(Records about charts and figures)
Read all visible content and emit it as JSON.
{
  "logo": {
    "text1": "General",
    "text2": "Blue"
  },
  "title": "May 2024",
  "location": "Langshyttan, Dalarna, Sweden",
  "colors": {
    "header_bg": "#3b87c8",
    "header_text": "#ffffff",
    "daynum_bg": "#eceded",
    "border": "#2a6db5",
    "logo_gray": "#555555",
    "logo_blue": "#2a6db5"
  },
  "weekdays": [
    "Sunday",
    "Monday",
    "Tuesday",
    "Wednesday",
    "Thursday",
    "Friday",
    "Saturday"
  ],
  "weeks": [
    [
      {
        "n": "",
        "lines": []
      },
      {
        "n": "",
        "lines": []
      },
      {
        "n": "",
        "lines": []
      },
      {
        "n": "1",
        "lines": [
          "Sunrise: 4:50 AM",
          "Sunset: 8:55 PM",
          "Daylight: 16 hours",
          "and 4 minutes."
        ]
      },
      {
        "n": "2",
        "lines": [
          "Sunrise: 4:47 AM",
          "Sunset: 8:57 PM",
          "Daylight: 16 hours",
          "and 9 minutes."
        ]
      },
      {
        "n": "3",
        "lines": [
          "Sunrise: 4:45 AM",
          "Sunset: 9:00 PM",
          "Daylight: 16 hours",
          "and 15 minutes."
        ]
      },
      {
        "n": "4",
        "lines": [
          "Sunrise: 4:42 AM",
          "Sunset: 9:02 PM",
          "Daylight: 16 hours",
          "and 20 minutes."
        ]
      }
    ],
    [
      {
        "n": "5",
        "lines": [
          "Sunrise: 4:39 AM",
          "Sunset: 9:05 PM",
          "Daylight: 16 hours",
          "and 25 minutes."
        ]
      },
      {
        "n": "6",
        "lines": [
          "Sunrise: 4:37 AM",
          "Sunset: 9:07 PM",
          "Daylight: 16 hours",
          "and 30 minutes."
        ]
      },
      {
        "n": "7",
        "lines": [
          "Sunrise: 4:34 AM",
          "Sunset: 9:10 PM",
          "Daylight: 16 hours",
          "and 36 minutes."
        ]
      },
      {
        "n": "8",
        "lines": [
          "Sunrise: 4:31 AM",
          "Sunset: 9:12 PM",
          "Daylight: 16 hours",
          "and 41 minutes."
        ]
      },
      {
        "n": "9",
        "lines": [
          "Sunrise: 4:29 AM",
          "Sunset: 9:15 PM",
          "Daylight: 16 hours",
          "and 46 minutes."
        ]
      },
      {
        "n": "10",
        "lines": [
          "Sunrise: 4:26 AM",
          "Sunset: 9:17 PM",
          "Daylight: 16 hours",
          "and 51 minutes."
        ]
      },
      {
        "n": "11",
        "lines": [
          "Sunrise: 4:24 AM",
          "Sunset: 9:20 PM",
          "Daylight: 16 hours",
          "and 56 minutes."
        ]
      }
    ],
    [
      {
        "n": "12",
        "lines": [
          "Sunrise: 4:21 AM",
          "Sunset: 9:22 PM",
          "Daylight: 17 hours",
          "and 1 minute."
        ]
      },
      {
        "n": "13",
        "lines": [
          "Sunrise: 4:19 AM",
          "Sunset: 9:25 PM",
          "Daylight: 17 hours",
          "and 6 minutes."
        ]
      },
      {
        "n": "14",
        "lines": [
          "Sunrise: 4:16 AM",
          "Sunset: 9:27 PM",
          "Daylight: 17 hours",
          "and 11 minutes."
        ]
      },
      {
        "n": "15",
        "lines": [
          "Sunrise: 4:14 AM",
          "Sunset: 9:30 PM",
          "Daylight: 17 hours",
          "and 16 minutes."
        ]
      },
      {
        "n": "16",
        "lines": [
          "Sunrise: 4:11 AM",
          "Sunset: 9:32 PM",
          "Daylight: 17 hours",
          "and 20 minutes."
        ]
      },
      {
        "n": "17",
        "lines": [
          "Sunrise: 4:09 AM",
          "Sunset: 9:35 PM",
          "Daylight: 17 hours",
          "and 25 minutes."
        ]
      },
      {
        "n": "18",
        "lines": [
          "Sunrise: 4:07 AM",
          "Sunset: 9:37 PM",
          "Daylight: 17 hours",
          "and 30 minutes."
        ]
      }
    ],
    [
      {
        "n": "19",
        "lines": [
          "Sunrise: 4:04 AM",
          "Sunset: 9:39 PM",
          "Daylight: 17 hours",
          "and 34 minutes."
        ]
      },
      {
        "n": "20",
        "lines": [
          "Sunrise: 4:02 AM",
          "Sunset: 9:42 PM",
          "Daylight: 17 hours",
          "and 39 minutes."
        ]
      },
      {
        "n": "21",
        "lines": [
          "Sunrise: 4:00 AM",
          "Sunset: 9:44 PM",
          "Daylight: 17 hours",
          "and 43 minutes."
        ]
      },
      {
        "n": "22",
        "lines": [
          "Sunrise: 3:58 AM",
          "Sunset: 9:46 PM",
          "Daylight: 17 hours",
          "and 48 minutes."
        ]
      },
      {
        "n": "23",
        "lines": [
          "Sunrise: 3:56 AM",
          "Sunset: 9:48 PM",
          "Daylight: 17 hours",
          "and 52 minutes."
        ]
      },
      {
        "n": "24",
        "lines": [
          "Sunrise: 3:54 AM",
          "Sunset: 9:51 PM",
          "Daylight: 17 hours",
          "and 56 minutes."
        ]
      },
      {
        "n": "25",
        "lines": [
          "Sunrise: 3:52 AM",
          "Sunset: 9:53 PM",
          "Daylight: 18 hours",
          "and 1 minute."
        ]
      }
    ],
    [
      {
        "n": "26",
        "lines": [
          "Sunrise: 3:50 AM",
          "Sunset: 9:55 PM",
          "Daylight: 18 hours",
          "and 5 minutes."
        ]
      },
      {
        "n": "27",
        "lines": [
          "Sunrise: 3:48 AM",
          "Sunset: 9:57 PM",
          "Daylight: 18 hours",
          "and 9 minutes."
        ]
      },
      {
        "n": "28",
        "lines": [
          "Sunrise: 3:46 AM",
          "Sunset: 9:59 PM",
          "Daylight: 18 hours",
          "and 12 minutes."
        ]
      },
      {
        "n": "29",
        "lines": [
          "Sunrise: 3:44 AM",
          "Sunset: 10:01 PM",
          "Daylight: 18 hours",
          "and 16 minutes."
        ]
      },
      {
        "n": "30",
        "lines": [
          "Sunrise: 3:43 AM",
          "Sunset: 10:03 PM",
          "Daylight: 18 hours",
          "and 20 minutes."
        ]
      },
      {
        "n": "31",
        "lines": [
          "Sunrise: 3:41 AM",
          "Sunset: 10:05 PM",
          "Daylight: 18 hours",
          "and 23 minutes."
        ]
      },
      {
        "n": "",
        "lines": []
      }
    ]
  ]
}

==

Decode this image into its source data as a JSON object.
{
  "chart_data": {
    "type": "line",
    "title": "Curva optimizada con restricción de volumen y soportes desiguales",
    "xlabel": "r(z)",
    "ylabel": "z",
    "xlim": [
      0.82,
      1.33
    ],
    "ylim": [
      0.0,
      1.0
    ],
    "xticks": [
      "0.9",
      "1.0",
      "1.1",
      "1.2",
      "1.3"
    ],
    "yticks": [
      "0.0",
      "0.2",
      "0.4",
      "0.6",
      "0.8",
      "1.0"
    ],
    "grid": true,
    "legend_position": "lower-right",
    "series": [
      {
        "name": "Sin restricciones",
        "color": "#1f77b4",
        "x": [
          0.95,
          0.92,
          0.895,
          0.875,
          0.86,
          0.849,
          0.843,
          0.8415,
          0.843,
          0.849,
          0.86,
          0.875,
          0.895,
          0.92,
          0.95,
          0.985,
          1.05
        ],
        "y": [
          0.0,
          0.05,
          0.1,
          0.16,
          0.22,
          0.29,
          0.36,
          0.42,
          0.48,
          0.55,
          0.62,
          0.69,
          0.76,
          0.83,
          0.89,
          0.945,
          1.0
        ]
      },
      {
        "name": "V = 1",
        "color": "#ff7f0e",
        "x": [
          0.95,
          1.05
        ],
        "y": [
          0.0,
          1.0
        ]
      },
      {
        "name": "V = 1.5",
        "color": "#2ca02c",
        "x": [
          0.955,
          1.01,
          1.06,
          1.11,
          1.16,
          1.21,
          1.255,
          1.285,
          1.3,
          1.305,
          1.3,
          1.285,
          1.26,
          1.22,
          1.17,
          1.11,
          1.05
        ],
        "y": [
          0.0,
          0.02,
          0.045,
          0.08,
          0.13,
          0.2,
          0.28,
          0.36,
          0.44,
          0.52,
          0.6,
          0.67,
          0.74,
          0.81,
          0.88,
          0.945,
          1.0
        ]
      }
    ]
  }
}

■ PROMPT:
Return every line of the preceding records in which the word "title" appears.

■ SOLVED EXERCISE:
  "title": "May 2024",
    "title": "Curva optimizada con restricción de volumen y soportes desiguales",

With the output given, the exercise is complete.